Reproduce each line exactly.
::::::::::
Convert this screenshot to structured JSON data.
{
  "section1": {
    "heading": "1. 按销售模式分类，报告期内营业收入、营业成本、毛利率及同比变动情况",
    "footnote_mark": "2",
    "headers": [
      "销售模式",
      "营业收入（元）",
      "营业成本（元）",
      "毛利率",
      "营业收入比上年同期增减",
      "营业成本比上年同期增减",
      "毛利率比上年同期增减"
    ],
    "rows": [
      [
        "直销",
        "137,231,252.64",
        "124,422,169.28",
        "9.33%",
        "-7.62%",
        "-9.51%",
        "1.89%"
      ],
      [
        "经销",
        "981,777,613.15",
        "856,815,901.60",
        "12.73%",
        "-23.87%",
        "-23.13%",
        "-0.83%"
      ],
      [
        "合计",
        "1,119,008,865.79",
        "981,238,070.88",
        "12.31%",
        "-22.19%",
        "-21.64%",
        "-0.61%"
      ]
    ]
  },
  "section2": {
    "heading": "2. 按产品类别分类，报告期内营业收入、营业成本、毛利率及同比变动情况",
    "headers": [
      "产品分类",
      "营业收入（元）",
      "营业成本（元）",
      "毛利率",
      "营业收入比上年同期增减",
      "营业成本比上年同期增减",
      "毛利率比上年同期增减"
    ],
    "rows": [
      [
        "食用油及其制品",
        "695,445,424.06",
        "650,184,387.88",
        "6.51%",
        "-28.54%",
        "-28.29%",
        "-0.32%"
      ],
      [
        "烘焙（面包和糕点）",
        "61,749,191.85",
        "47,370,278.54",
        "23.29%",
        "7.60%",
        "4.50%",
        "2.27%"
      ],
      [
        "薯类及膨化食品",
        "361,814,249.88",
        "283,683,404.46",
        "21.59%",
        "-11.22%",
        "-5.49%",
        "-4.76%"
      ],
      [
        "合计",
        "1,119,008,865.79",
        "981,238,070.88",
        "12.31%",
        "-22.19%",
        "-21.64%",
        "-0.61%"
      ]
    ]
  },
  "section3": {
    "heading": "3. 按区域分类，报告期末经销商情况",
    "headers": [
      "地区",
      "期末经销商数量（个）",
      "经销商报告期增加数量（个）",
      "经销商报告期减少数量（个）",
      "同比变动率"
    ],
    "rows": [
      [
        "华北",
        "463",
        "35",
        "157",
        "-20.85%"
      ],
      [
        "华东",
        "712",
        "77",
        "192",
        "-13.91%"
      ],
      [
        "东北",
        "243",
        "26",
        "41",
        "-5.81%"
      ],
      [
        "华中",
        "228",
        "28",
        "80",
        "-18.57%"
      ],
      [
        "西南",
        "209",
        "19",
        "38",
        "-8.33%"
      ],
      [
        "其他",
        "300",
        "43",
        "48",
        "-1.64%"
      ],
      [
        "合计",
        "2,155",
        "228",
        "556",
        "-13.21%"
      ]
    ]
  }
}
::::::::::
§ **Full response**
Convert this screenshot to structured JSON data.
{
  "section1": {
    "heading": "1. 按销售模式分类，报告期内营业收入、营业成本、毛利率及同比变动情况",
    "footnote_mark": "2",
    "headers": [
      "销售模式",
      "营业收入（元）",
      "营业成本（元）",
      "毛利率",
      "营业收入比上年同期增减",
      "营业成本比上年同期增减",
      "毛利率比上年同期增减"
    ],
    "rows": [
      [
        "直销",
        "137,231,252.64",
        "124,422,169.28",
        "9.33%",
        "-7.62%",
        "-9.51%",
        "1.89%"
      ],
      [
        "经销",
        "981,777,613.15",
        "856,815,901.60",
        "12.73%",
        "-23.87%",
        "-23.13%",
        "-0.83%"
      ],
      [
        "合计",
        "1,119,008,865.79",
        "981,238,070.88",
        "12.31%",
        "-22.19%",
        "-21.64%",
        "-0.61%"
      ]
    ]
  },
  "section2": {
    "heading": "2. 按产品类别分类，报告期内营业收入、营业成本、毛利率及同比变动情况",
    "headers": [
      "产品分类",
      "营业收入（元）",
      "营业成本（元）",
      "毛利率",
      "营业收入比上年同期增减",
      "营业成本比上年同期增减",
      "毛利率比上年同期增减"
    ],
    "rows": [
      [
        "食用油及其制品",
        "695,445,424.06",
        "650,184,387.88",
        "6.51%",
        "-28.54%",
        "-28.29%",
        "-0.32%"
      ],
      [
        "烘焙（面包和糕点）",
        "61,749,191.85",
        "47,370,278.54",
        "23.29%",
        "7.60%",
        "4.50%",
        "2.27%"
      ],
      [
        "薯类及膨化食品",
        "361,814,249.88",
        "283,683,404.46",
        "21.59%",
        "-11.22%",
        "-5.49%",
        "-4.76%"
      ],
      [
        "合计",
        "1,119,008,865.79",
        "981,238,070.88",
        "12.31%",
        "-22.19%",
        "-21.64%",
        "-0.61%"
      ]
    ]
  },
  "section3": {
    "heading": "3. 按区域分类，报告期末经销商情况",
    "headers": [
      "地区",
      "期末经销商数量（个）",
      "经销商报告期增加数量（个）",
      "经销商报告期减少数量（个）",
      "同比变动率"
    ],
    "rows": [
      [
        "华北",
        "463",
        "35",
        "157",
        "-20.85%"
      ],
      [
        "华东",
        "712",
        "77",
        "192",
        "-13.91%"
      ],
      [
        "东北",
        "243",
        "26",
        "41",
        "-5.81%"
      ],
      [
        "华中",
        "228",
        "28",
        "80",
        "-18.57%"
      ],
      [
        "西南",
        "209",
        "19",
        "38",
        "-8.33%"
      ],
      [
        "其他",
        "300",
        "43",
        "48",
        "-1.64%"
      ],
      [
        "合计",
        "2,155",
        "228",
        "556",
        "-13.21%"
      ]
    ]
  }
}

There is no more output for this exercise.